■ **Written instruction**: Which lines in the material below contain the string "maximize"? Extract each of them.

* Start *

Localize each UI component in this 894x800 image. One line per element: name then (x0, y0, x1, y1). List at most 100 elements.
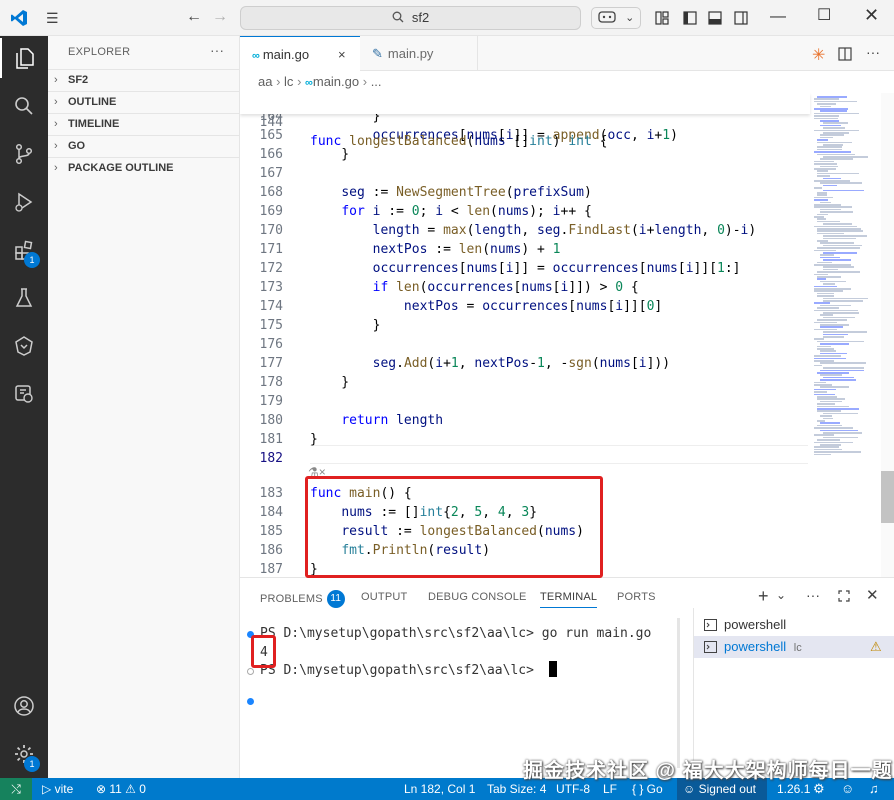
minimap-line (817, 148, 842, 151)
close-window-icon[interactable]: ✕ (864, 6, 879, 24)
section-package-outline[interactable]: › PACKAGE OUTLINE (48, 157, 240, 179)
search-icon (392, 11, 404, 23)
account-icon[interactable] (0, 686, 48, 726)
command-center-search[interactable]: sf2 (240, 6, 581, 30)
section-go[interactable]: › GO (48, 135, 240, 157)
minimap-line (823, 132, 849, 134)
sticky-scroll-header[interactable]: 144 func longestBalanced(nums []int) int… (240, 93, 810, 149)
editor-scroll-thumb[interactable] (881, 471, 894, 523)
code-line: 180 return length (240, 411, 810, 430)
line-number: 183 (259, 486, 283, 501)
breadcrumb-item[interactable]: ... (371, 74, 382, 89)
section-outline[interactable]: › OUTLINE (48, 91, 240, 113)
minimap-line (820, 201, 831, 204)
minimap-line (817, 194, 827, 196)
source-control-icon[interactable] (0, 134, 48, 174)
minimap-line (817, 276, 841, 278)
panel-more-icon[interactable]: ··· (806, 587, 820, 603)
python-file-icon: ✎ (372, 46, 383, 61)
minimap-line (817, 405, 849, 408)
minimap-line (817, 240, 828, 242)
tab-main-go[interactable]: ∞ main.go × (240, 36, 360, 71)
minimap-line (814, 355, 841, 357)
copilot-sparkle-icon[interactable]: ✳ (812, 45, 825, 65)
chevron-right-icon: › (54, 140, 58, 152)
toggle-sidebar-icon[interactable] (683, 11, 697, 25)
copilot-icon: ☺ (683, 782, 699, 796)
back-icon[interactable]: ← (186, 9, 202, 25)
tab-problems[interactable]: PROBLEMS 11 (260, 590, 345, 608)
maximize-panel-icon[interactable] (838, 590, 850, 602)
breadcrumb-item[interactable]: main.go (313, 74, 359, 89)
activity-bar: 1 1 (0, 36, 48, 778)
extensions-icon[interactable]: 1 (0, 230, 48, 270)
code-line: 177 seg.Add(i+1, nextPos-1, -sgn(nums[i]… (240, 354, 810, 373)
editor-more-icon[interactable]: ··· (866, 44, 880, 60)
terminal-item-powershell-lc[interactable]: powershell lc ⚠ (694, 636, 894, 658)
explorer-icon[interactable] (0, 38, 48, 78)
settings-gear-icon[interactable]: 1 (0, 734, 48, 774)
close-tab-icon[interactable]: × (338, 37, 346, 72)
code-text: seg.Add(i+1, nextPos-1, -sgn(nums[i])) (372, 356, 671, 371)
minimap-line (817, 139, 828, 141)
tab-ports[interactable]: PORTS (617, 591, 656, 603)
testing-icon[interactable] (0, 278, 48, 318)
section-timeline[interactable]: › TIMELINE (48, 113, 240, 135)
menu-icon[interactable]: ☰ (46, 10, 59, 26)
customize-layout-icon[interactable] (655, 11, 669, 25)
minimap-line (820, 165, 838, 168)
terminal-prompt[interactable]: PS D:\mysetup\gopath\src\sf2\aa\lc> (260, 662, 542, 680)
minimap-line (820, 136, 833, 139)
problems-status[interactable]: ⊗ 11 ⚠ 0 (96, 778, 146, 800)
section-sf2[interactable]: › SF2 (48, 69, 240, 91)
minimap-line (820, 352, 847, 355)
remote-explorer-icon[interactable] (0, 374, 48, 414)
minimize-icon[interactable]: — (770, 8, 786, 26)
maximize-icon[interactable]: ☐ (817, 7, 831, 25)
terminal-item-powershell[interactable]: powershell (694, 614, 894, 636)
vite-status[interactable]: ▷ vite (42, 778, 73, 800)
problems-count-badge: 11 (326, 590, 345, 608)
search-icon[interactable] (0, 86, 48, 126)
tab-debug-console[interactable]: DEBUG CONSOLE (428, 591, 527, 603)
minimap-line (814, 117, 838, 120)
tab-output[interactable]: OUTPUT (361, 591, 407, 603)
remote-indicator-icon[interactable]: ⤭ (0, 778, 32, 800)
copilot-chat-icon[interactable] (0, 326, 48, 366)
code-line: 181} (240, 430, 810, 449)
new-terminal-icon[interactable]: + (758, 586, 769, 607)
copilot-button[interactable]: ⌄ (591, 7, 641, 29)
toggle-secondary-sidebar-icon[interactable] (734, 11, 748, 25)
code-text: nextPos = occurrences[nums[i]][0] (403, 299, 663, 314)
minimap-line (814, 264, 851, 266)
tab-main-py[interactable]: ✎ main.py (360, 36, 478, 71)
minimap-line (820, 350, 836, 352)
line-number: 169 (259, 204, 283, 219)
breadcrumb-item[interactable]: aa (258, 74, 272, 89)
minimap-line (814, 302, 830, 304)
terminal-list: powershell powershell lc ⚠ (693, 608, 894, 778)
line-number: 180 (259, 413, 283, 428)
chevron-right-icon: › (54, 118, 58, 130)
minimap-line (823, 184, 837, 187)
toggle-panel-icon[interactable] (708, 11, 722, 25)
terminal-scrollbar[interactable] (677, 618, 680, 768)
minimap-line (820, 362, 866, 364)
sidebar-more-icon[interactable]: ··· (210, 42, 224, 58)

* End *

■ **Task solution**:
maximize-panel-icon[interactable] (838, 590, 850, 602)
maximize-icon[interactable]: ☐ (817, 7, 831, 25)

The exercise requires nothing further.